● Goal: Select from the records below every line that has the word "JSON" in it.

(Dataset listings of figures)
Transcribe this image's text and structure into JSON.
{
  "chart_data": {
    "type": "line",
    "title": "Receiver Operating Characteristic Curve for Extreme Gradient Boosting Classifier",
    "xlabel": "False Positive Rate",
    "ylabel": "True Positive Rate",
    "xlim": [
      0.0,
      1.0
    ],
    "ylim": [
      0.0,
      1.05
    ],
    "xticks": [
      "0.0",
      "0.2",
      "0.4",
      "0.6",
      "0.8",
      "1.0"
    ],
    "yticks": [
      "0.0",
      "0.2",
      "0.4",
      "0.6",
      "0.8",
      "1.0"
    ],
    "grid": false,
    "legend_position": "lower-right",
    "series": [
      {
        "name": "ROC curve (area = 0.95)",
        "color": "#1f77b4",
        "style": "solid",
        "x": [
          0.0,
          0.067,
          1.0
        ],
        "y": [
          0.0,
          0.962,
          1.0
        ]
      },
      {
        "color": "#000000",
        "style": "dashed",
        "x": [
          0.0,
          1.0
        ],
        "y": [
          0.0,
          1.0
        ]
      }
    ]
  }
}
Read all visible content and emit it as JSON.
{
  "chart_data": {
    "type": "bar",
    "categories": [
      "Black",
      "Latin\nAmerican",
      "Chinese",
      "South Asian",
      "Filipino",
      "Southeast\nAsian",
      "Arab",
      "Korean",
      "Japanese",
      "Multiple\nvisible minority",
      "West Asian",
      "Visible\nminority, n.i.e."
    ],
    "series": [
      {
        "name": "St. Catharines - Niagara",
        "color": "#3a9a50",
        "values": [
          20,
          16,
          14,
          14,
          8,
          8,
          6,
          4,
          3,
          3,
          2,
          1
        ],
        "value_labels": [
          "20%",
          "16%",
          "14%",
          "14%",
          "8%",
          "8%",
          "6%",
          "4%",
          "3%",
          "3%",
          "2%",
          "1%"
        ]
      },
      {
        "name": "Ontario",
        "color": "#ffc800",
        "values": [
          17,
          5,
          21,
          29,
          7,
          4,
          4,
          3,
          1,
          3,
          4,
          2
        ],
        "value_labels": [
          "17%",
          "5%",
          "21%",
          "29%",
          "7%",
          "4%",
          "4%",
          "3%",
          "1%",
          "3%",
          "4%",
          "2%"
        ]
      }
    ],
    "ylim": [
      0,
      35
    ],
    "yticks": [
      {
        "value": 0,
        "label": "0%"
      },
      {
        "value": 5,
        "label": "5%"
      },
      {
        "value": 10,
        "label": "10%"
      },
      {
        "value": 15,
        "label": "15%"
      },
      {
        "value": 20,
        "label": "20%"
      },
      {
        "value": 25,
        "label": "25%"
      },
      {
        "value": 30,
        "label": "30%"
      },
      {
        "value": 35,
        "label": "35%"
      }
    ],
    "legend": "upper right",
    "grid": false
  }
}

● Written response:
Transcribe this image's text and structure into JSON.
Read all visible content and emit it as JSON.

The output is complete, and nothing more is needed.